◆ Your objective ◆
Extract all lines from the data beneath that include the word "Masque".

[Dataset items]
begin
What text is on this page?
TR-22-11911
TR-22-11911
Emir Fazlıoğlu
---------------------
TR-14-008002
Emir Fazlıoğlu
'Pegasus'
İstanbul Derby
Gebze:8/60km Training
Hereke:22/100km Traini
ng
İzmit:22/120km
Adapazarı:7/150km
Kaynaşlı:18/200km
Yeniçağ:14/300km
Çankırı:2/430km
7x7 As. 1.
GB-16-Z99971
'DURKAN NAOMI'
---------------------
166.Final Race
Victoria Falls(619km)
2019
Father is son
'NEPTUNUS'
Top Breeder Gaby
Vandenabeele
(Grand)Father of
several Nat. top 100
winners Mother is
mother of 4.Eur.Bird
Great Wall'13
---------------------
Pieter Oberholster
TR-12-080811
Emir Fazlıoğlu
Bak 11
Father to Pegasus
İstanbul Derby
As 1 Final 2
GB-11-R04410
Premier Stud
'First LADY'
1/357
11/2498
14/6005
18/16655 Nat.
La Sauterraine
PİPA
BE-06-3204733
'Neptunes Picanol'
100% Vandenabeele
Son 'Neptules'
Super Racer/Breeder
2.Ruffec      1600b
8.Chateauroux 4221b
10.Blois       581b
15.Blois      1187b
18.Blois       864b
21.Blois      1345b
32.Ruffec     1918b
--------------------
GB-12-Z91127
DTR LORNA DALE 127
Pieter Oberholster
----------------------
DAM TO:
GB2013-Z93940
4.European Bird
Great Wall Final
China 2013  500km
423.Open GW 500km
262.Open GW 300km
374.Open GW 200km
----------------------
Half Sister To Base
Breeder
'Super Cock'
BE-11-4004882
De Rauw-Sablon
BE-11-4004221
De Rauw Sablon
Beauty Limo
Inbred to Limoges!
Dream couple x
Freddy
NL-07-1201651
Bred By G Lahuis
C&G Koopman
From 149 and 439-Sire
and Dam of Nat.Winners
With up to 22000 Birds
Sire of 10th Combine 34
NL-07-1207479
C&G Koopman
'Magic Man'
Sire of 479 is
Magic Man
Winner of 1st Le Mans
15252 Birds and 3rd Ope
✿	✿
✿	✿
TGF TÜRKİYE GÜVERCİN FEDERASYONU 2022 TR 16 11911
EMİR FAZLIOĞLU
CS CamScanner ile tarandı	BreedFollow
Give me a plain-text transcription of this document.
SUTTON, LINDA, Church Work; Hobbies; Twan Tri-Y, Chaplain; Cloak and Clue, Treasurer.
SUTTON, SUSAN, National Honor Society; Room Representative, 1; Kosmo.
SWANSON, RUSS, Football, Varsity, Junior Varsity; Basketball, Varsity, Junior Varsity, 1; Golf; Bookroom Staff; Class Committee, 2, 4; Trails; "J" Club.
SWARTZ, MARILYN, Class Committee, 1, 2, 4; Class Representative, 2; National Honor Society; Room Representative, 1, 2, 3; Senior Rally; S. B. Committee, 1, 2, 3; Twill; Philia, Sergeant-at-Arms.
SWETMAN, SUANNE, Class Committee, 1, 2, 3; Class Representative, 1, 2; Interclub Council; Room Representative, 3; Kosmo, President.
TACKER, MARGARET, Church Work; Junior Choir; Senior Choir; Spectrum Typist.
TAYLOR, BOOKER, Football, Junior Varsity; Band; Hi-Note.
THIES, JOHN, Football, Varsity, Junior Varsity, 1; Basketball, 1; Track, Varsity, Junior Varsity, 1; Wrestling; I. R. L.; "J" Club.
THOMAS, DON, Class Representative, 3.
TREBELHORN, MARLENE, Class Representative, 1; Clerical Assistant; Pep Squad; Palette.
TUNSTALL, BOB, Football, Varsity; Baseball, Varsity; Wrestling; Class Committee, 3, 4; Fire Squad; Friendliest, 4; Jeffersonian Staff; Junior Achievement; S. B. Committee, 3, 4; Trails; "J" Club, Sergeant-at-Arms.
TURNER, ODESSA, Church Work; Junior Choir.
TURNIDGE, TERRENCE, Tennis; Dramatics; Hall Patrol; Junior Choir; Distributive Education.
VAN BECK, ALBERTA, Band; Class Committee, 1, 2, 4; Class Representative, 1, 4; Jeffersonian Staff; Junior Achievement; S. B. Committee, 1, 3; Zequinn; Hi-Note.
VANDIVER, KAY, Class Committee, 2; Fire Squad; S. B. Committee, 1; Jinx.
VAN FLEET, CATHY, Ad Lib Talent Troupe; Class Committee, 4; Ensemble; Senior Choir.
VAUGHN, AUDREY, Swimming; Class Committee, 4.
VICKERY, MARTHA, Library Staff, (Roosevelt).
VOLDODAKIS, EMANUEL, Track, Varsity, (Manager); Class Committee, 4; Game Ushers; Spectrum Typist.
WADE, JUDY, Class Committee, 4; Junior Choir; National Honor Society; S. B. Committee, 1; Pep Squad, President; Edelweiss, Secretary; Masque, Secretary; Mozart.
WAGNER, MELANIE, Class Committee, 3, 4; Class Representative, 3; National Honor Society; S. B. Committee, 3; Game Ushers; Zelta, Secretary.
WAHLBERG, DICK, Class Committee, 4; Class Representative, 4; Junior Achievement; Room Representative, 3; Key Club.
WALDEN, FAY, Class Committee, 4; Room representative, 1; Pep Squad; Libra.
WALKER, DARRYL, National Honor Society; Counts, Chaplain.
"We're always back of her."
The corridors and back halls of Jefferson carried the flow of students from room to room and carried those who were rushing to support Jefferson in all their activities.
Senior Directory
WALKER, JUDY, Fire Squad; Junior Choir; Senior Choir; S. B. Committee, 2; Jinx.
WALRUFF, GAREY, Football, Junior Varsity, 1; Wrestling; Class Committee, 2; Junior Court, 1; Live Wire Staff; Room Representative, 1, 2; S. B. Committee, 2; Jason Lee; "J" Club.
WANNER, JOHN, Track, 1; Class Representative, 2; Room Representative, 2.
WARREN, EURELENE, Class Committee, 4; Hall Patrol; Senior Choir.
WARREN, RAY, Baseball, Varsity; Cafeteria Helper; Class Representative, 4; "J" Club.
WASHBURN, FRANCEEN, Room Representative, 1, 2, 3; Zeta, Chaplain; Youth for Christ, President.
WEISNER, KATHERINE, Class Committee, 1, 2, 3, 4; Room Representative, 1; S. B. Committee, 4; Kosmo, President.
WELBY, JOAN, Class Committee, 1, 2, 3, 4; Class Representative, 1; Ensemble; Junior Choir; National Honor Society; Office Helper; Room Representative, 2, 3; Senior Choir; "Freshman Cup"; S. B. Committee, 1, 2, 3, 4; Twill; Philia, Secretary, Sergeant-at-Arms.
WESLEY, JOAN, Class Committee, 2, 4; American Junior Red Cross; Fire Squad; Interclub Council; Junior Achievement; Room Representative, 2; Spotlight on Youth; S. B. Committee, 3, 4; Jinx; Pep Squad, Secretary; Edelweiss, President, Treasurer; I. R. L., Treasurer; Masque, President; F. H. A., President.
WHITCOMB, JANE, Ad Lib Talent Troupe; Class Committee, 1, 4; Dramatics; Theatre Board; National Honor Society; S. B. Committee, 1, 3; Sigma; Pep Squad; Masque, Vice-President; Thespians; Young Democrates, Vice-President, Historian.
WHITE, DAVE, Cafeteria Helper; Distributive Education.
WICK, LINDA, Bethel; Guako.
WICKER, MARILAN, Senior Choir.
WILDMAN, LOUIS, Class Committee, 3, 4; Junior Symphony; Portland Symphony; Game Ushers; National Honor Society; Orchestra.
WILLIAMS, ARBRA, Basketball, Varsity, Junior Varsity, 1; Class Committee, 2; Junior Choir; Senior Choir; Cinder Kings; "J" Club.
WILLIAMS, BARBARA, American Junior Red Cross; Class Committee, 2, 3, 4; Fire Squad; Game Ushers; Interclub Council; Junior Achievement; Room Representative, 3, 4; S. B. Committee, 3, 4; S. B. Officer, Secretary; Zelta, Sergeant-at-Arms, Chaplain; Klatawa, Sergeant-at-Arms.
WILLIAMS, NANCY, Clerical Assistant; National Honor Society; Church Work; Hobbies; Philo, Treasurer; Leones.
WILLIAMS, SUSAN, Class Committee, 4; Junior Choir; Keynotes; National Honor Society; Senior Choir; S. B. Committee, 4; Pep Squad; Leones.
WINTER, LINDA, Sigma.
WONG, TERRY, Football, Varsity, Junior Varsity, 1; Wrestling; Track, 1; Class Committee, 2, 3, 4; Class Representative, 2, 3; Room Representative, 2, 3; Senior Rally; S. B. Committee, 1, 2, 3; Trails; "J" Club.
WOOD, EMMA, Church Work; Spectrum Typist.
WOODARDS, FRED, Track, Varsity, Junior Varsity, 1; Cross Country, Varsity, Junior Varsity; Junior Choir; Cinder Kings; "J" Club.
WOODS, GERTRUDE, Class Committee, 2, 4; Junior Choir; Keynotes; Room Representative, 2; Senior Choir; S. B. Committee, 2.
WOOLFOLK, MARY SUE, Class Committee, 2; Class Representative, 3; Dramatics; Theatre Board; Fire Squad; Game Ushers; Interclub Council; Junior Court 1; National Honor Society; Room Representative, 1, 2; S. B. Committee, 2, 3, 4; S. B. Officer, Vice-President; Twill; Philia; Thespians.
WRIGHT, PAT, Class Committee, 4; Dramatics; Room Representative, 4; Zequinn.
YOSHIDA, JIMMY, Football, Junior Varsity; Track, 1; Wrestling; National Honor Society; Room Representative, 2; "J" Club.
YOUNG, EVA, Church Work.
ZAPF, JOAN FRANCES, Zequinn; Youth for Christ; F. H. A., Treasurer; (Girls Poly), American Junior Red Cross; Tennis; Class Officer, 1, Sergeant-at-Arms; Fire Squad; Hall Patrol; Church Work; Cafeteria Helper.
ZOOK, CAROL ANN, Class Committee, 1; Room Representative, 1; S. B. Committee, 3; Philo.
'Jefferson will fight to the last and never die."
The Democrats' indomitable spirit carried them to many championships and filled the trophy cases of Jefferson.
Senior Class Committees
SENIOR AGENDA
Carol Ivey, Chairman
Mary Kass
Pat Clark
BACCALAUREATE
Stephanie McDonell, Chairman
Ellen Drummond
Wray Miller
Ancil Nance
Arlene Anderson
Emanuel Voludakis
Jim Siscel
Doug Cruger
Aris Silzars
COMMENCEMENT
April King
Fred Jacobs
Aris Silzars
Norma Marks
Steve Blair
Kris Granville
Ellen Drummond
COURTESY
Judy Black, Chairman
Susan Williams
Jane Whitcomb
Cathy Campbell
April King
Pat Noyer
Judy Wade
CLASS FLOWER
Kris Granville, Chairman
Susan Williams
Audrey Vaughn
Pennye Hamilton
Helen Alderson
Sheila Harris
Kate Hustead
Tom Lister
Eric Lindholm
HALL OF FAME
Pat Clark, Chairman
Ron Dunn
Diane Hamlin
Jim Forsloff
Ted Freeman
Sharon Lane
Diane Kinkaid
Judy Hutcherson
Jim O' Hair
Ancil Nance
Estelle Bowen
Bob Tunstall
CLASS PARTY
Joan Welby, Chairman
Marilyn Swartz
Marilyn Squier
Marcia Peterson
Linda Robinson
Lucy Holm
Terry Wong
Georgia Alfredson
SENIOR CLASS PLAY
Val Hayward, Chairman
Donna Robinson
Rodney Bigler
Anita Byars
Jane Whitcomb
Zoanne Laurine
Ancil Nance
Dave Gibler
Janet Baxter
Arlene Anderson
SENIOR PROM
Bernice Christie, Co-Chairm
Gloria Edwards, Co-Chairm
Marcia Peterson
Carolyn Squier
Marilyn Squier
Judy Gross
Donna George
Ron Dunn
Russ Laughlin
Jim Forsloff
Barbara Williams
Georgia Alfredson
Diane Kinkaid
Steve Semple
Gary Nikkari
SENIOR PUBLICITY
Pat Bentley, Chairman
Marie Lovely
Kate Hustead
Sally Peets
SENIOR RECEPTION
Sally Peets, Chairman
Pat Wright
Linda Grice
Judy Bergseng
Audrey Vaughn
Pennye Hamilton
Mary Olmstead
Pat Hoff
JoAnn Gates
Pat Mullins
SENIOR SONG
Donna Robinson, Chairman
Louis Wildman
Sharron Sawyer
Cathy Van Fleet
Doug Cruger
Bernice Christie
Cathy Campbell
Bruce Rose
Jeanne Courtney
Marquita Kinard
end
◆ Finished task ◆
WADE, JUDY, Class Committee, 4; Junior Choir; National Honor Society; S. B. Committee, 1; Pep Squad, President; Edelweiss, Secretary; Masque, Secretary; Mozart.
WESLEY, JOAN, Class Committee, 2, 4; American Junior Red Cross; Fire Squad; Interclub Council; Junior Achievement; Room Representative, 2; Spotlight on Youth; S. B. Committee, 3, 4; Jinx; Pep Squad, Secretary; Edelweiss, President, Treasurer; I. R. L., Treasurer; Masque, President; F. H. A., President.
WHITCOMB, JANE, Ad Lib Talent Troupe; Class Committee, 1, 4; Dramatics; Theatre Board; National Honor Society; S. B. Committee, 1, 3; Sigma; Pep Squad; Masque, Vice-President; Thespians; Young Democrates, Vice-President, Historian.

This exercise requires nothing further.